Carmichael began his academic career at Western Carolina University in 1997. He was the first Scholar-in-Residence at Gettysburg National Military Park in 1999. He went on to teach at The University of North Carolina at Greensboro and West Virginia University before coming to Gettysburg College as Robert C. Fluhrer Professor of Civil War Studies and Director of the Civil War Institute at Gettysburg College in 2010.

When he took charge of the Civil War Institute, Carmichael sought to create more intimate environments during the institute's annual summer conference, attended by over 200 people each year, to allow scholars to work with the public in smaller settings.

Carmichael also served on the board of directors and the Historians' Council of the Gettysburg Foundation, the non-profit partner of Gettysburg National Military Park. He was reappointed a Distinguished Lecturer for the Organization of American Historians for 2017–2018.

Carmichael was co-editor of the Civil War America series from The University of North Carolina Press.

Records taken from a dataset
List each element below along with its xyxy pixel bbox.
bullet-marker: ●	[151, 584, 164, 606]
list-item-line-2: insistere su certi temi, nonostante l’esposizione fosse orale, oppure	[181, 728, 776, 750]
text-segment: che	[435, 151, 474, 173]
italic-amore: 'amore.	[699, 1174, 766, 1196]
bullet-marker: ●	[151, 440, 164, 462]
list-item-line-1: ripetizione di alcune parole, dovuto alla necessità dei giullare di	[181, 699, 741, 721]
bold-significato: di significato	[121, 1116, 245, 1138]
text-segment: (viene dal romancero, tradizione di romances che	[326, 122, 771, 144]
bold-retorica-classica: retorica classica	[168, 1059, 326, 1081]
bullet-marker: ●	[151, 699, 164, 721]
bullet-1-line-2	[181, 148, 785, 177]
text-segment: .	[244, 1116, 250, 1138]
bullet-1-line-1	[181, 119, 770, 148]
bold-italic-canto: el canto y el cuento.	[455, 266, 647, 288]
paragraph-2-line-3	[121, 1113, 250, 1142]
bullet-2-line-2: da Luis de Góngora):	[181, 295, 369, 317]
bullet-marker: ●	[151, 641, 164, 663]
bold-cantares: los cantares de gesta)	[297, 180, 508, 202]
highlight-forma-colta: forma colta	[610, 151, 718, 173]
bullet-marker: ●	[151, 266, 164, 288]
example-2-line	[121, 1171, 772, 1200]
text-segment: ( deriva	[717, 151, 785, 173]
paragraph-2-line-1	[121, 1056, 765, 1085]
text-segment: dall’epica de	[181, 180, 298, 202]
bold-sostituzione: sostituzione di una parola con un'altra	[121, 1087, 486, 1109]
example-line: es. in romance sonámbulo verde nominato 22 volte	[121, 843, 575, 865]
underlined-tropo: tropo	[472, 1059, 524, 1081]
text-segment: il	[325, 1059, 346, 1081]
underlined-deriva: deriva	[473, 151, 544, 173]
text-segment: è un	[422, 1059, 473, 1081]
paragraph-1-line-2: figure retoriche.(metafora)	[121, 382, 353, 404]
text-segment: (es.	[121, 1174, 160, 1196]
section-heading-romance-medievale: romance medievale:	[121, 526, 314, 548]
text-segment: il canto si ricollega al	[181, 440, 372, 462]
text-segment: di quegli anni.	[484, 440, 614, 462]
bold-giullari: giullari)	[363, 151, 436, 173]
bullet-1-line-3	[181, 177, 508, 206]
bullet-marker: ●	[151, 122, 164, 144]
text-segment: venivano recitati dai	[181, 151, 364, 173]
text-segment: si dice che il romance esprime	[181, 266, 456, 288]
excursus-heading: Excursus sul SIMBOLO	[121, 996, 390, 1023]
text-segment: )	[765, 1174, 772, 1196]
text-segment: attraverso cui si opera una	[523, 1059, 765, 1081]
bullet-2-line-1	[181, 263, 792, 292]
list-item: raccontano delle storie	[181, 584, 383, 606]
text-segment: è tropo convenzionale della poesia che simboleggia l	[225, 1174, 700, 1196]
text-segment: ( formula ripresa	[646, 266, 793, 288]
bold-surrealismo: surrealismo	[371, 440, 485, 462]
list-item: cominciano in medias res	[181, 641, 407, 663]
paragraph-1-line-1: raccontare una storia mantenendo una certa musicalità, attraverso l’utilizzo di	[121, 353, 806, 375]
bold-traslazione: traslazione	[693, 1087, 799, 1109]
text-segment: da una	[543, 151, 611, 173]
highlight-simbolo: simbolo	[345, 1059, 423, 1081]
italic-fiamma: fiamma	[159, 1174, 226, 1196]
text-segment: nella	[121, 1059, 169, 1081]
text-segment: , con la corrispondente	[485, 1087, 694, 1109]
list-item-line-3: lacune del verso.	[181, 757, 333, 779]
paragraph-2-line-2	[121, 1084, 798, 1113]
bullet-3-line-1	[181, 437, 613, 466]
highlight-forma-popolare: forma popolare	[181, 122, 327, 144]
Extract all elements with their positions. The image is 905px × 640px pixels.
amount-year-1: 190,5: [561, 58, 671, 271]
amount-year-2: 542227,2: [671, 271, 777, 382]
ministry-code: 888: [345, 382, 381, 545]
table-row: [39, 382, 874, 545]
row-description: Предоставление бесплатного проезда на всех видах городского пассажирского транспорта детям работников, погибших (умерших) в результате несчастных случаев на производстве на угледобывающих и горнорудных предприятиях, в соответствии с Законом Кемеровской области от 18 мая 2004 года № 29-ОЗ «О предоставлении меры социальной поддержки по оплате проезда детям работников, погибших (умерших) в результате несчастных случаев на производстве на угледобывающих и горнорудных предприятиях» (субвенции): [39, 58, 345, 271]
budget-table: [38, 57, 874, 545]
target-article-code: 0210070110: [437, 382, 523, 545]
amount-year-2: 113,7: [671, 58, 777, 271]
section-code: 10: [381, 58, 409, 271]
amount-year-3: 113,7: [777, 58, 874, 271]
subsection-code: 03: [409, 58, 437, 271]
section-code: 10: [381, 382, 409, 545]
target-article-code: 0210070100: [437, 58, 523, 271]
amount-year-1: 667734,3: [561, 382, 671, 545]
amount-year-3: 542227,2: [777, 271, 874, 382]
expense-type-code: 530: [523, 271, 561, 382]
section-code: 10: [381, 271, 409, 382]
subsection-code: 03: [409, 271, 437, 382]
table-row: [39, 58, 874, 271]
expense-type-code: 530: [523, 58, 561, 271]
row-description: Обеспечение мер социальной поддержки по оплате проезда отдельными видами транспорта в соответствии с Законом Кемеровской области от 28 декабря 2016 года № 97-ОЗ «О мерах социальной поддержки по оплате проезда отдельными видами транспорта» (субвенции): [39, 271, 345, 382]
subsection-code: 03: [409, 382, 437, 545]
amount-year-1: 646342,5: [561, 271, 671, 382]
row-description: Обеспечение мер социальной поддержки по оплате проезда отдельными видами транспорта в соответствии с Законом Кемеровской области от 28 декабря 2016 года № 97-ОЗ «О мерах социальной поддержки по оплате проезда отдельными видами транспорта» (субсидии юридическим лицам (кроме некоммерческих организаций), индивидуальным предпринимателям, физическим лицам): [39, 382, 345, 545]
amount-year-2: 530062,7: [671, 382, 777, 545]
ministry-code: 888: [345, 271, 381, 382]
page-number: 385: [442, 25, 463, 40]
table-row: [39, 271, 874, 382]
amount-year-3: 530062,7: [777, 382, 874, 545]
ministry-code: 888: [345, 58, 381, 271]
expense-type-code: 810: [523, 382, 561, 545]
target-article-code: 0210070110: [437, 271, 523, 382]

**Things to do**
A) For each statement, answer yes or no on whether it agrees with the text about Carmichael's career, and quote the words from that text that decide it: (i) Carmichael was the first Scholar-in-Residence at Gettysburg National Military Park. (ii) Carmichael taught at West Virginia University after he came to Gettysburg College. (iii) The Civil War Institute's annual summer conference draws fewer than 100 people each year.
B) Resume the text about Carmichael's career, starting after its final sentence.
The records come from a separate source, not from the text about Carmichael's career.

**Responses to the exercise**
A)
(i) Yes: "He was the first Scholar-in-Residence at Gettysburg National Military Park in 1999."
(ii) No: "He went on to teach at The University of North Carolina at Greensboro and West Virginia University before coming to Gettysburg College."
(iii) No: "attended by over 200 people each year."

B)
==Personal life and death==
Carmichael and his wife Beth had twin daughters, Isabel and Cameron. He was a fan of the Indianapolis Colts and attended their first preseason game following their relocation from Baltimore in 1984.

Carmichael died on July 21, 2024, from complications due to respiratory illness, at the age of 58.

==Bibliography==
- The Purcell, Crenshaw & Letcher Artillery. Lynchburg: H. E. Howard, Inc., 1991.
- Lee's Young Artillerist: William R.J. Pegram. Charlottesville: University of Virginia Press, 1995.
- Audacity Personified: The Generalship of Robert E. Lee (editor). Baton Rouge: Louisiana State University Press, 2004.
- The Last Generation: Young Virginians in Peace, War, and Reunion. Chapel Hill: The University of North Carolina Press, 2009.
- The War for the Common Soldier: How Men Thought, Fought, and Survived in Civil War Armies. Chapel Hill: The University of North Carolina Press, 2018.